** Start LISTED ENTRIES **

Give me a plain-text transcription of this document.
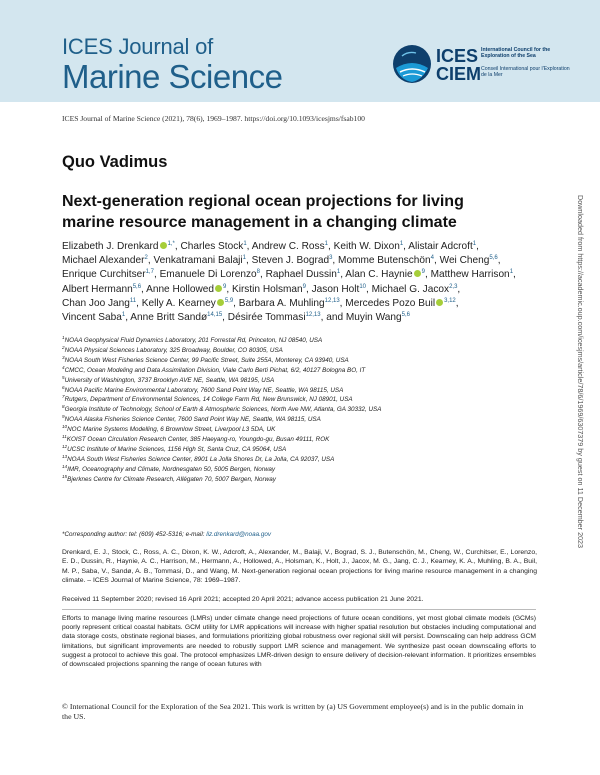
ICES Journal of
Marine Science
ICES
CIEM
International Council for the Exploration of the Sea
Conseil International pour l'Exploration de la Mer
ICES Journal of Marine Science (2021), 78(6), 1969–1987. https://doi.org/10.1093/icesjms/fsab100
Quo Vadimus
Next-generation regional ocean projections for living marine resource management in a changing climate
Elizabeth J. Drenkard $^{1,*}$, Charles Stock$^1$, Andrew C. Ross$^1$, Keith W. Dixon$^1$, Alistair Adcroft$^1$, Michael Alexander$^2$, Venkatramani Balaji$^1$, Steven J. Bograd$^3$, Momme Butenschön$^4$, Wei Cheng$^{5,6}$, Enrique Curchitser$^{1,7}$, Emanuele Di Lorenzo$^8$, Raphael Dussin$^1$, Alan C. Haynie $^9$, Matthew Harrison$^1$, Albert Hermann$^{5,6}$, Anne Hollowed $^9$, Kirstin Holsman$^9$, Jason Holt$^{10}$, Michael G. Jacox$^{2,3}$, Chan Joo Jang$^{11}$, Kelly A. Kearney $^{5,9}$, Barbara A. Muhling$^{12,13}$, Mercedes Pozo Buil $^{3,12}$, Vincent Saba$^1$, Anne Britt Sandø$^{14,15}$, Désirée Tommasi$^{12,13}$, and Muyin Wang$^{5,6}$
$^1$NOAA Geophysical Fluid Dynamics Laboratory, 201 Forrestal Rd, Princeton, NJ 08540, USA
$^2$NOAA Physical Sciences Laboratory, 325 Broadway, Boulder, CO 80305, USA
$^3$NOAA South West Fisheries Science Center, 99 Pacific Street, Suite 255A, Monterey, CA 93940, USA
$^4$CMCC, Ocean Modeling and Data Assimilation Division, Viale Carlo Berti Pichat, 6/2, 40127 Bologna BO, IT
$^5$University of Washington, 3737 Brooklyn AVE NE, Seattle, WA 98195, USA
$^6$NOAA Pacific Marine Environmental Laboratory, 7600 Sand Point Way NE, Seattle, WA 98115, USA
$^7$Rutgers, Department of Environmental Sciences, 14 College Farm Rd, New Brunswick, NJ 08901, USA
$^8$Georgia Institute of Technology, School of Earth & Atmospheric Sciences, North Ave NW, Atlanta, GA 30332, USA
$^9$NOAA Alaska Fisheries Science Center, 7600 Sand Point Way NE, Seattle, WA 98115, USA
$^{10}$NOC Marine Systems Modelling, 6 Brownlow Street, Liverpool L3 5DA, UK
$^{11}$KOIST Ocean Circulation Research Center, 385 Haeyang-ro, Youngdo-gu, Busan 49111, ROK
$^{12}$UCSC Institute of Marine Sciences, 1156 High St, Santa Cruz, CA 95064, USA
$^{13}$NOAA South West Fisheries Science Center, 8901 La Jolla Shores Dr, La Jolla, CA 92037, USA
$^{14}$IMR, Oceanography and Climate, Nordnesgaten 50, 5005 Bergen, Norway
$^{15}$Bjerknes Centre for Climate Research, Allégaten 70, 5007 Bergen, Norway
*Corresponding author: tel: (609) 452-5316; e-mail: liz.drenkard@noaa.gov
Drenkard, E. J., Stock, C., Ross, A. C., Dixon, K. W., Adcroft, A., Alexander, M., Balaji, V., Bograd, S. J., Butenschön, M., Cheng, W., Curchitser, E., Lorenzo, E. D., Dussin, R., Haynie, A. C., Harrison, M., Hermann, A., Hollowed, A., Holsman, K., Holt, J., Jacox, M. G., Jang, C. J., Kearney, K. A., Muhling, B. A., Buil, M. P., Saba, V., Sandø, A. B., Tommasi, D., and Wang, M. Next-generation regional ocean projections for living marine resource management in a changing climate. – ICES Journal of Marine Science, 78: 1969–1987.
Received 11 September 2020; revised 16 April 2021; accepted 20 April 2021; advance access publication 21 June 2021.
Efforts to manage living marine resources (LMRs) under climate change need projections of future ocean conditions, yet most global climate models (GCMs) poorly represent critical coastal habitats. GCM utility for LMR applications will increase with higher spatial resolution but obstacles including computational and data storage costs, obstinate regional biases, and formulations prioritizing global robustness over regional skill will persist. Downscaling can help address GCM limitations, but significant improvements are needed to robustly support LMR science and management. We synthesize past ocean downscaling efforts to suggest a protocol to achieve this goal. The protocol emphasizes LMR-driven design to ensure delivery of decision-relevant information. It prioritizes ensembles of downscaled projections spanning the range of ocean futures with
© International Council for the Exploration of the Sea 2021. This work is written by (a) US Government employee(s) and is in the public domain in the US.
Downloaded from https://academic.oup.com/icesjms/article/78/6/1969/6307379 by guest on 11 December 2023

** End LISTED ENTRIES **

■ PROBLEM REQUIREMENTS
From the entries above, copy every line where the word "Laboratory" shows up.

■ WRITTEN ANSWER
$^1$NOAA Geophysical Fluid Dynamics Laboratory, 201 Forrestal Rd, Princeton, NJ 08540, USA
$^2$NOAA Physical Sciences Laboratory, 325 Broadway, Boulder, CO 80305, USA
$^6$NOAA Pacific Marine Environmental Laboratory, 7600 Sand Point Way NE, Seattle, WA 98115, USA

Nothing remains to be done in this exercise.